[BEGIN TASK INPUT]

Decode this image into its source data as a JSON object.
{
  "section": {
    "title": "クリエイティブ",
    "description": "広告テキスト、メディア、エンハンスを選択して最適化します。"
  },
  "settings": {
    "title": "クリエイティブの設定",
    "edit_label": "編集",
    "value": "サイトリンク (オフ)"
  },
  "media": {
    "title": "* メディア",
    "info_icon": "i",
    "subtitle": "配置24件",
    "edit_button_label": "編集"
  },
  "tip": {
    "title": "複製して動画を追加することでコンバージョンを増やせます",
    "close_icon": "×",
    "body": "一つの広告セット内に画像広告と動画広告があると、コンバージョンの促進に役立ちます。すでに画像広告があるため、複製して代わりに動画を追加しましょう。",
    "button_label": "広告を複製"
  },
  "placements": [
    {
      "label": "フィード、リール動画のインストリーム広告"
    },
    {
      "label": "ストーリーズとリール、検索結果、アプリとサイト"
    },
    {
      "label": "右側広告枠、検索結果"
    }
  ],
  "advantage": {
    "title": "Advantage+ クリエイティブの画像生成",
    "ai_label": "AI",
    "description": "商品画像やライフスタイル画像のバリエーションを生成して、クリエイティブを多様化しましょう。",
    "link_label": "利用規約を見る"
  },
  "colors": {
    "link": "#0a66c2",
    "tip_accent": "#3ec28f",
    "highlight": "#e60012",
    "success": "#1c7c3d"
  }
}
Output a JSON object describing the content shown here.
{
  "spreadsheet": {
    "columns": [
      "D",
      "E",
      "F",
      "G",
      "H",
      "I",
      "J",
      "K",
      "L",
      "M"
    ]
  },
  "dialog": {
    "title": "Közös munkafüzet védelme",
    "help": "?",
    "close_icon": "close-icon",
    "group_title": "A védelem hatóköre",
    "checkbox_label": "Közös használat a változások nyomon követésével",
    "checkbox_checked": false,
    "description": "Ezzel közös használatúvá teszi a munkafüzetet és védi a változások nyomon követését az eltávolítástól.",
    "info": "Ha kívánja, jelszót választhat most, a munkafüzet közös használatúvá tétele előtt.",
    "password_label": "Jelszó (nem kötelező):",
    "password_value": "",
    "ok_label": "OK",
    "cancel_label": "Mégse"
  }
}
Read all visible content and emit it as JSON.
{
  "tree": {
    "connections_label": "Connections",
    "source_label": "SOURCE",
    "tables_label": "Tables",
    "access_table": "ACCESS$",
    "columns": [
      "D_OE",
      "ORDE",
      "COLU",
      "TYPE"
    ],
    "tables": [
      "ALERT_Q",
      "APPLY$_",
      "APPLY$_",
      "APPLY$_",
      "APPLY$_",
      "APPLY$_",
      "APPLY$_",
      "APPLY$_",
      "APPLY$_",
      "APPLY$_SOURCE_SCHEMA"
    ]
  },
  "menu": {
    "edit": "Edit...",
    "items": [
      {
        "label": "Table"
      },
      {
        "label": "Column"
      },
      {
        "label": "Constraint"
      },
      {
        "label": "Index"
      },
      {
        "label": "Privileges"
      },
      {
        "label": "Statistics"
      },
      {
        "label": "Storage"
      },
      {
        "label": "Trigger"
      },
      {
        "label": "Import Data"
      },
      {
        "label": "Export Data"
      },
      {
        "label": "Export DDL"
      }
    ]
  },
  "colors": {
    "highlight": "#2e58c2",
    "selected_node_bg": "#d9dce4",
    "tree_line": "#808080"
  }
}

[END TASK INPUT]

Using the listing, copy every line where the word "description" shows up.

    "description": "広告テキスト、メディア、エンハンスを選択して最適化します。"
    "description": "商品画像やライフスタイル画像のバリエーションを生成して、クリエイティブを多様化しましょう。",
    "description": "Ezzel közös használatúvá teszi a munkafüzetet és védi a változások nyomon követését az eltávolítástól.",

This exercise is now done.